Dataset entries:
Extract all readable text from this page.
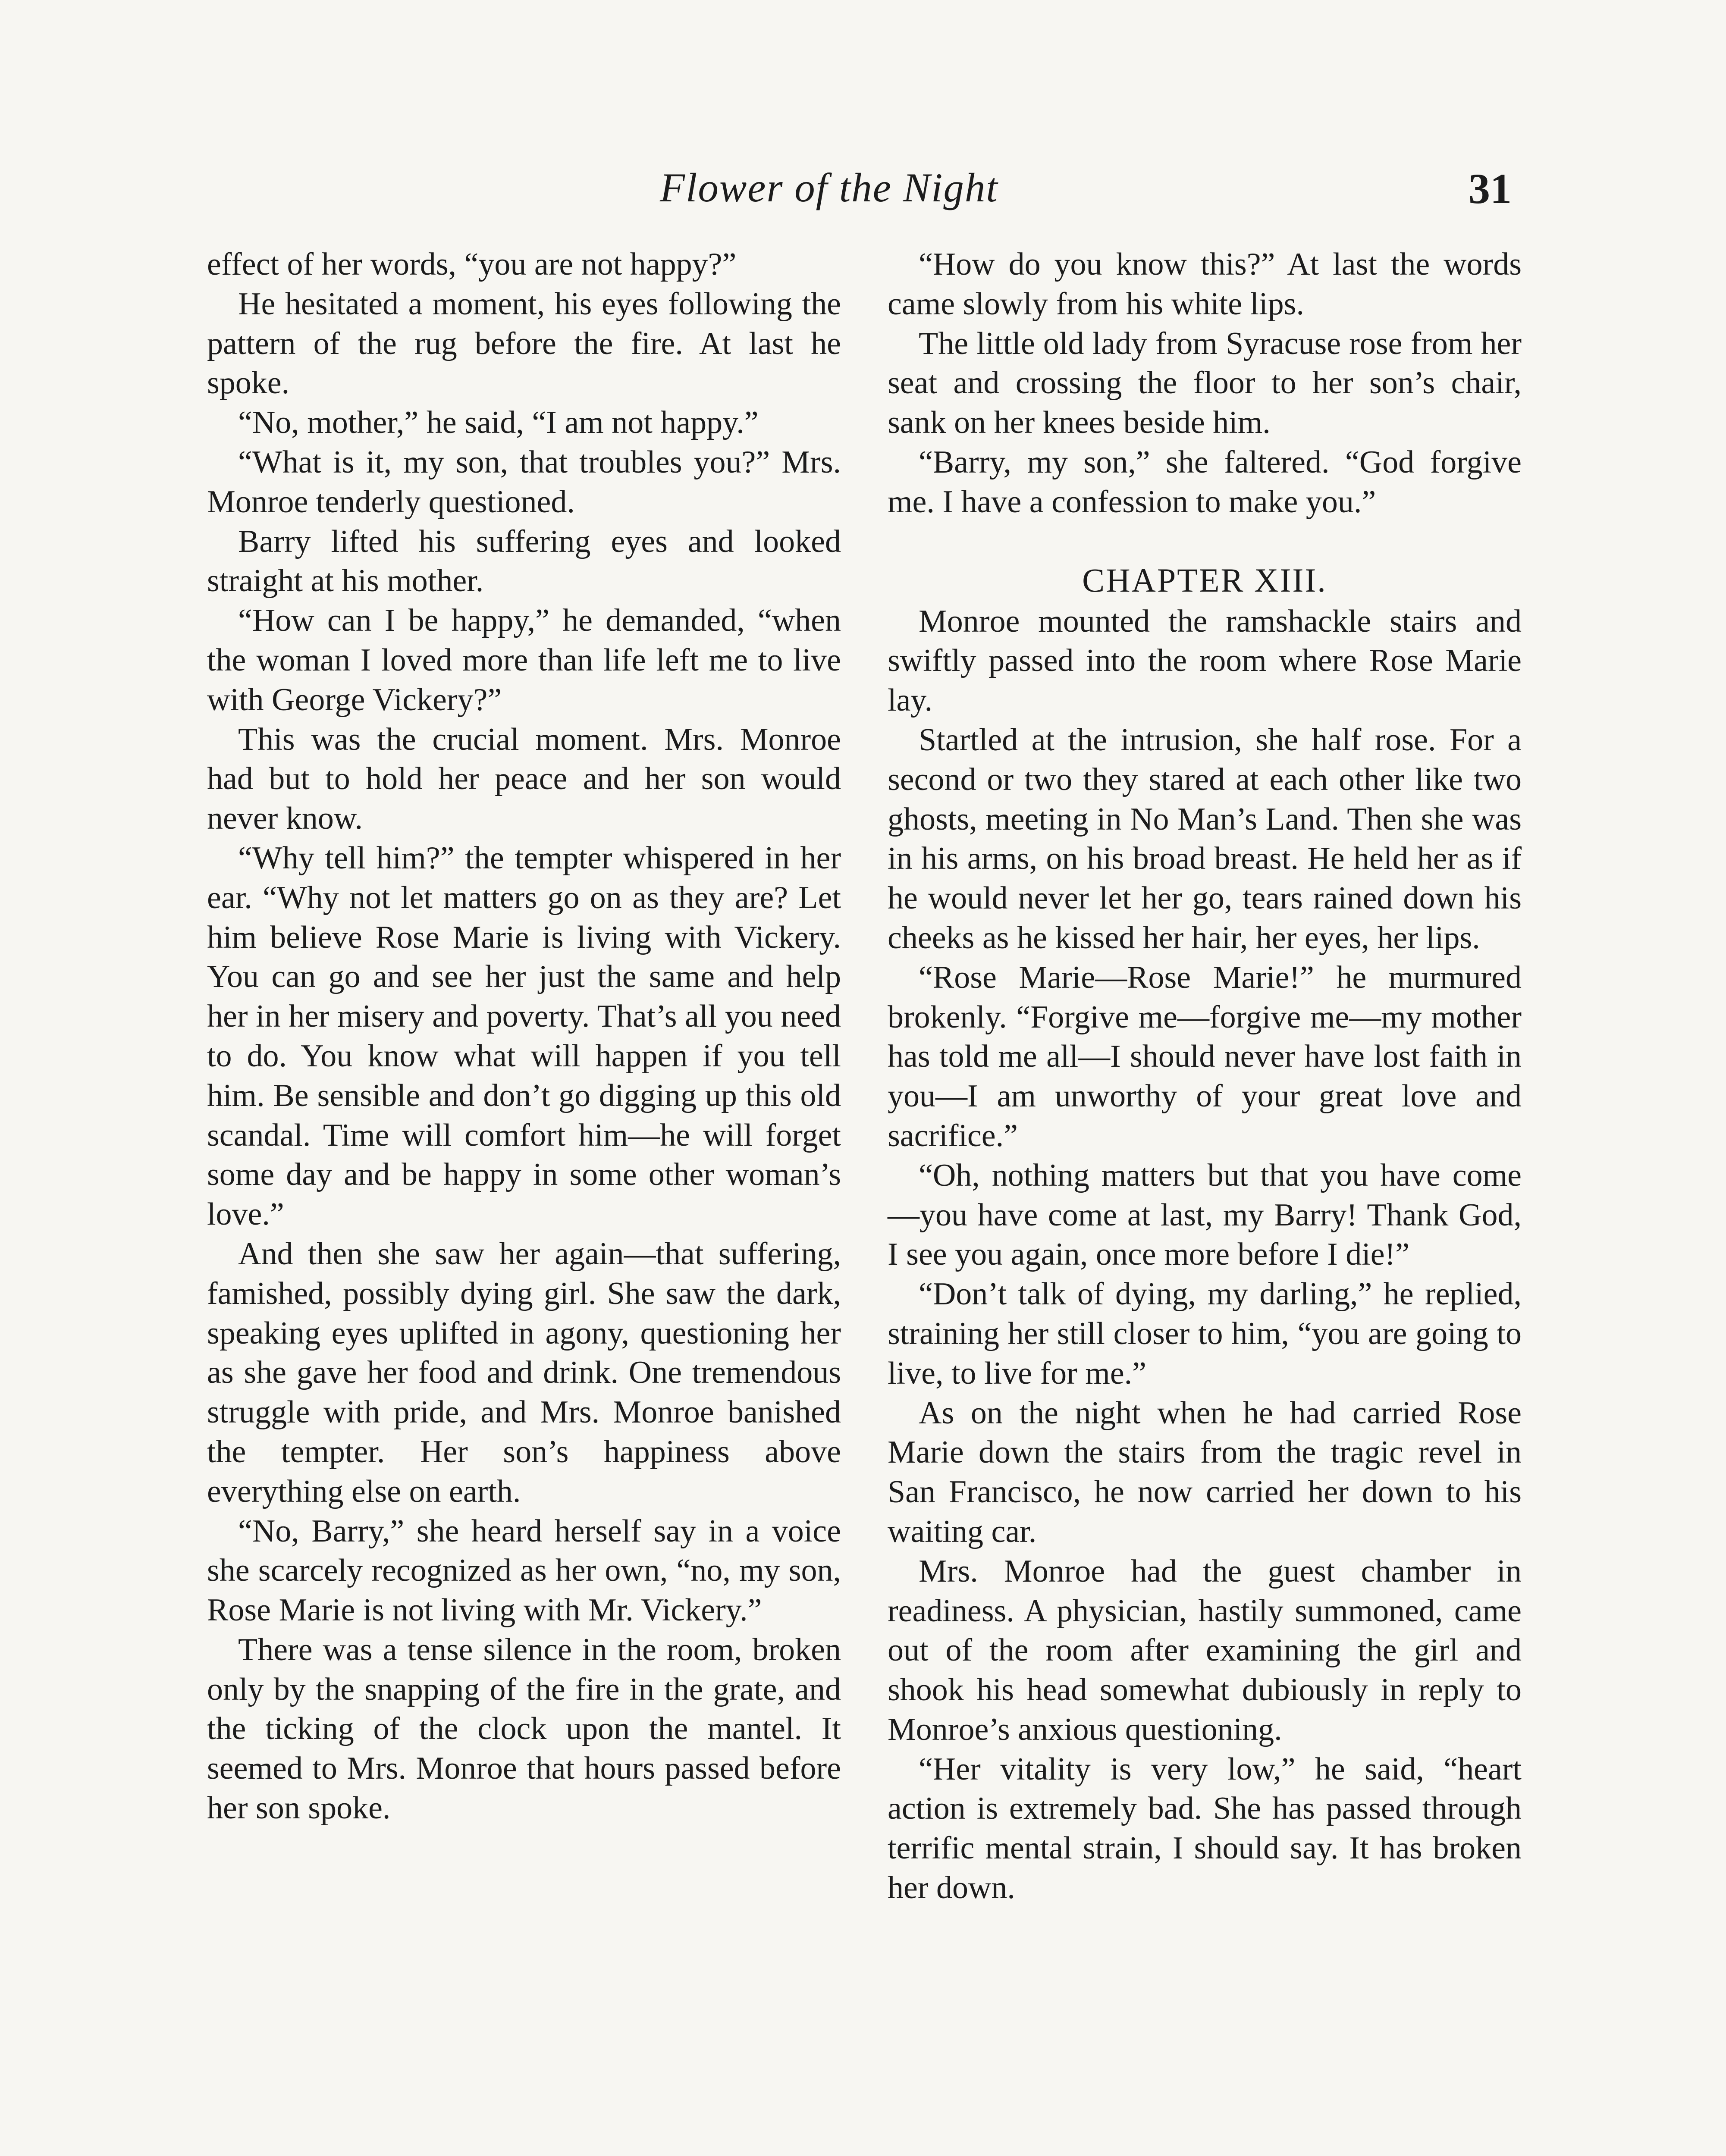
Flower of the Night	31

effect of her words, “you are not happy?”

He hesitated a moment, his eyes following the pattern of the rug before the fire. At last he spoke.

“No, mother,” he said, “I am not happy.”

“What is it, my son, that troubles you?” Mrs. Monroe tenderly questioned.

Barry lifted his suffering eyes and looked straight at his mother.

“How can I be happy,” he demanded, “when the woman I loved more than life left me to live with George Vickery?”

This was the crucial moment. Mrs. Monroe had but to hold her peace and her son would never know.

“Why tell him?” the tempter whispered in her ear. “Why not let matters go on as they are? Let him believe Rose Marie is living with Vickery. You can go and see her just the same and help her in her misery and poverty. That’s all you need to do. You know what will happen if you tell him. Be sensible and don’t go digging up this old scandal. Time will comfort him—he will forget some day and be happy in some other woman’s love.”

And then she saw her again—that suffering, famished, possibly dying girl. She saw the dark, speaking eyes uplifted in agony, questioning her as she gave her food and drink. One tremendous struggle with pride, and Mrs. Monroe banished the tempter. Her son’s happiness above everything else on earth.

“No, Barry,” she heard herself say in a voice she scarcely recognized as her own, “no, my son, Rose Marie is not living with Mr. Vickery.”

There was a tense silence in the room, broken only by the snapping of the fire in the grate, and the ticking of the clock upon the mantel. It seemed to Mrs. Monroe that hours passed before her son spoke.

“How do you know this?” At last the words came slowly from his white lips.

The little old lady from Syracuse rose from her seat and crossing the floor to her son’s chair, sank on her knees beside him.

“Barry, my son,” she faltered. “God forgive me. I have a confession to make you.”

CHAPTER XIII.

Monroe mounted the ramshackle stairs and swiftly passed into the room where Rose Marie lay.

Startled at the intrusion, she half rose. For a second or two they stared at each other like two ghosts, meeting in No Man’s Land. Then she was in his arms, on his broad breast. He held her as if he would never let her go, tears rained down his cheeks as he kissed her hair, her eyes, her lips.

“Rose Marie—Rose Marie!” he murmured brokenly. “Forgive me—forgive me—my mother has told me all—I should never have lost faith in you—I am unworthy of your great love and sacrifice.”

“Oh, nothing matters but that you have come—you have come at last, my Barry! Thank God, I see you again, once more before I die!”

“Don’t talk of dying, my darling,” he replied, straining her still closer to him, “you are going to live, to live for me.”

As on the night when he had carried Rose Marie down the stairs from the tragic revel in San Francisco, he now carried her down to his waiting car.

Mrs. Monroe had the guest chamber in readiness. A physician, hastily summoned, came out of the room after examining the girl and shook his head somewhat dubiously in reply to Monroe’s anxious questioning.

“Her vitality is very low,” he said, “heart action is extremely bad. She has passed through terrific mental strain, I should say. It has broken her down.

==

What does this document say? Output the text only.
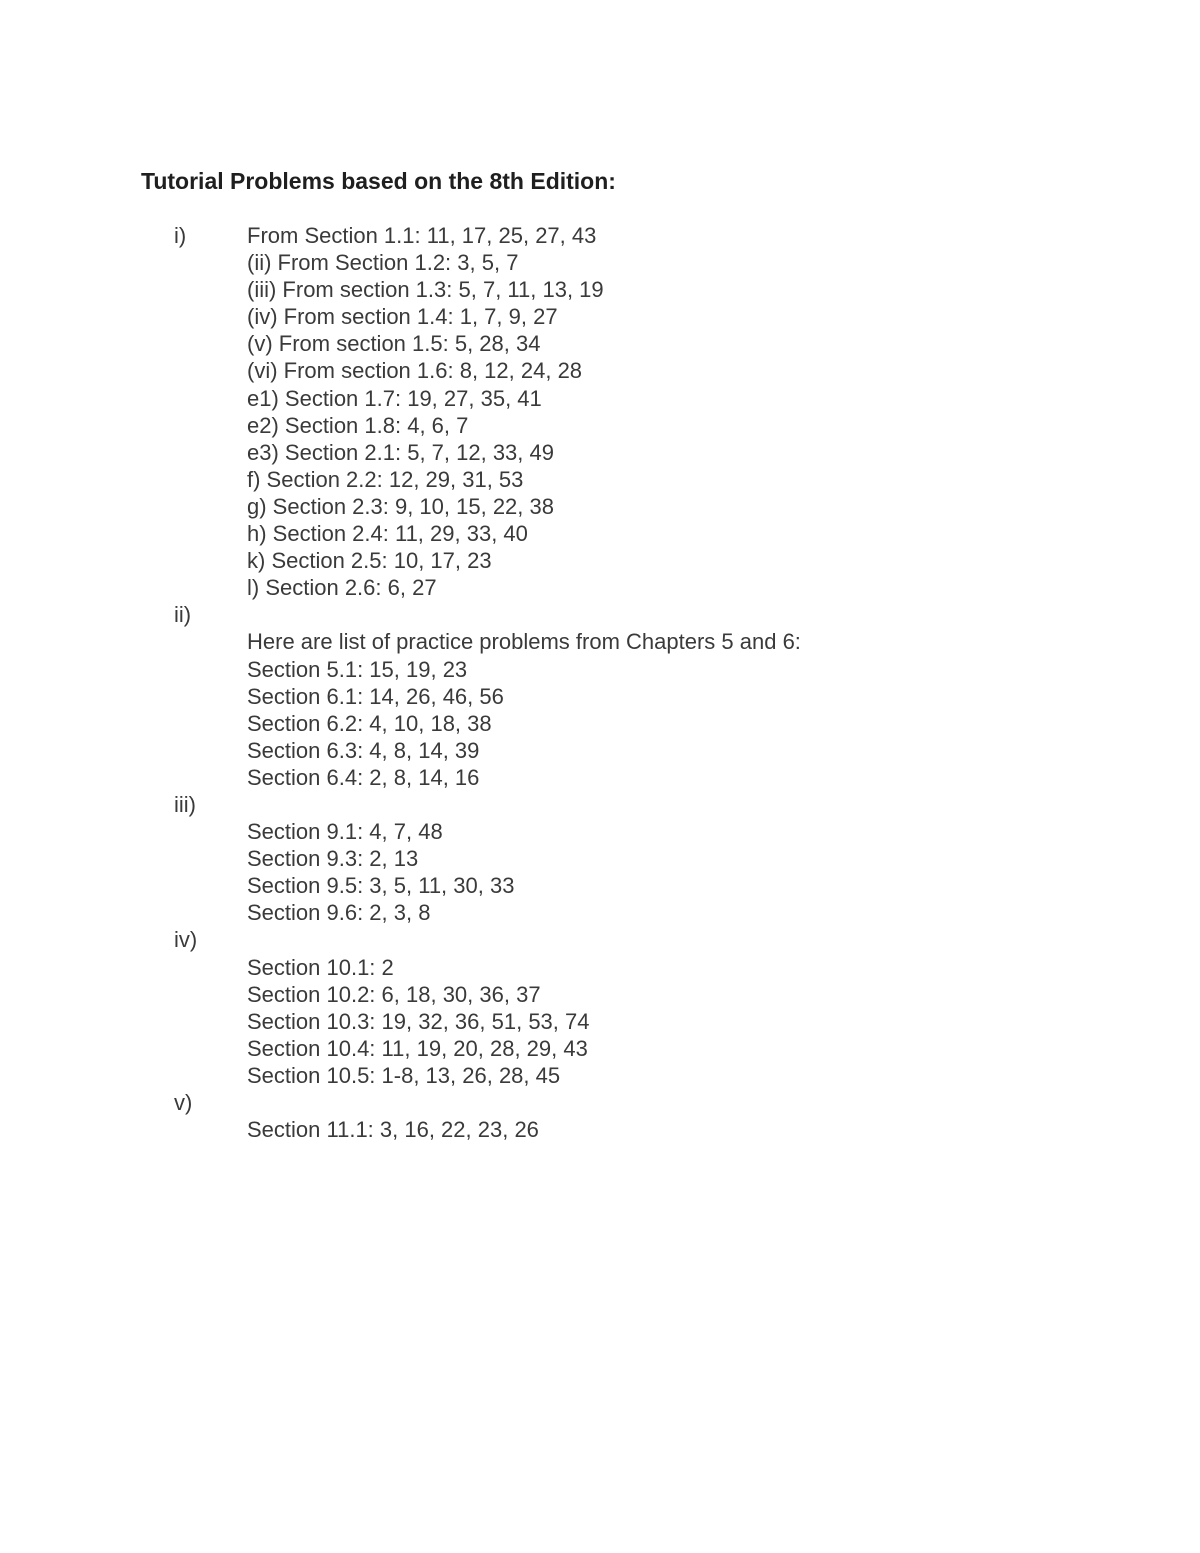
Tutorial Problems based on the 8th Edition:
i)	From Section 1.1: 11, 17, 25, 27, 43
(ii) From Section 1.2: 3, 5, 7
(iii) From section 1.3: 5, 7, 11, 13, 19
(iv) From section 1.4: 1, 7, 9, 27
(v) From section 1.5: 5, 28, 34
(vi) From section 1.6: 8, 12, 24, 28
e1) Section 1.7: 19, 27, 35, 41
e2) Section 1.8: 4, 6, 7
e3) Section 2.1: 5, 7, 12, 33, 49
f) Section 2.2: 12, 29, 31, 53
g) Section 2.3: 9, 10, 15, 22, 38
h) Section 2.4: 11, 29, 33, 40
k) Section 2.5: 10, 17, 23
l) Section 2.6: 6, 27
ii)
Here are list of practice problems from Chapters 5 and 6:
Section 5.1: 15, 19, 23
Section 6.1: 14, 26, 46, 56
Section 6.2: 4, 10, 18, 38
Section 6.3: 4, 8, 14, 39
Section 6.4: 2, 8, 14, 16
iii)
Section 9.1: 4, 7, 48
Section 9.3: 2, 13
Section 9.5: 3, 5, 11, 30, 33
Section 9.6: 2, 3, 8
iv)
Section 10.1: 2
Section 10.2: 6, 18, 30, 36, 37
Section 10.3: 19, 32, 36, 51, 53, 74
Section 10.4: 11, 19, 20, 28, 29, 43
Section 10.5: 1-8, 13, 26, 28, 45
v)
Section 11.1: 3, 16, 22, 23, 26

...

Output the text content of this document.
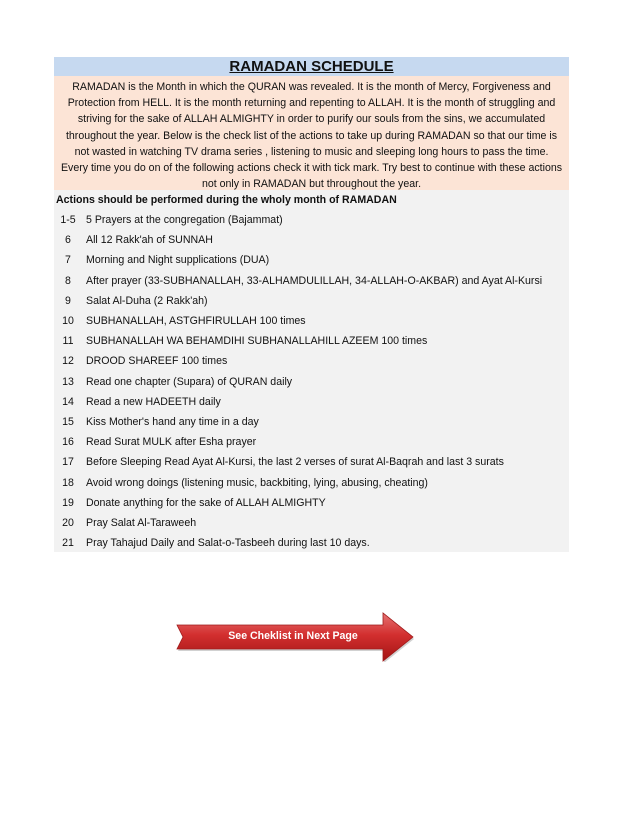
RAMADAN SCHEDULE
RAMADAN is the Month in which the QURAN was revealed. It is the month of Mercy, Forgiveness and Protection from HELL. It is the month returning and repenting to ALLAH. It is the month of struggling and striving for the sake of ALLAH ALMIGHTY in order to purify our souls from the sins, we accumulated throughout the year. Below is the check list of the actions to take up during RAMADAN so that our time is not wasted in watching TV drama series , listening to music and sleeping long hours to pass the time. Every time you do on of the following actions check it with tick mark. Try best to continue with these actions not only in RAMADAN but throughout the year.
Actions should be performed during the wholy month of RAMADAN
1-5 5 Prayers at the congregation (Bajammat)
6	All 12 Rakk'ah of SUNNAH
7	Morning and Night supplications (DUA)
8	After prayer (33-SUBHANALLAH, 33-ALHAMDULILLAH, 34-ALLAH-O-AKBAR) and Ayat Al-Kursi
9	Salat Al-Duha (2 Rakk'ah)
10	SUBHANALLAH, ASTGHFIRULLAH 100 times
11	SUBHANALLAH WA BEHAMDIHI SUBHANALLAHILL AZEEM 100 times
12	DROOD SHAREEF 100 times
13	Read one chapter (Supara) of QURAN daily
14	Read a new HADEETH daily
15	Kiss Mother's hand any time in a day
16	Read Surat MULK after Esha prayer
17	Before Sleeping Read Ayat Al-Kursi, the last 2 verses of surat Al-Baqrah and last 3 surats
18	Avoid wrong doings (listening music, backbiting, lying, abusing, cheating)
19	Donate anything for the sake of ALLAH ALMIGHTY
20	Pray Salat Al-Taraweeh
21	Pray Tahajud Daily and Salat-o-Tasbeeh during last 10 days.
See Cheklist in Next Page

Work to complete:
Copy out every line of the data that includes the word "Kursi".

Result for this task:
8	After prayer (33-SUBHANALLAH, 33-ALHAMDULILLAH, 34-ALLAH-O-AKBAR) and Ayat Al-Kursi
17	Before Sleeping Read Ayat Al-Kursi, the last 2 verses of surat Al-Baqrah and last 3 surats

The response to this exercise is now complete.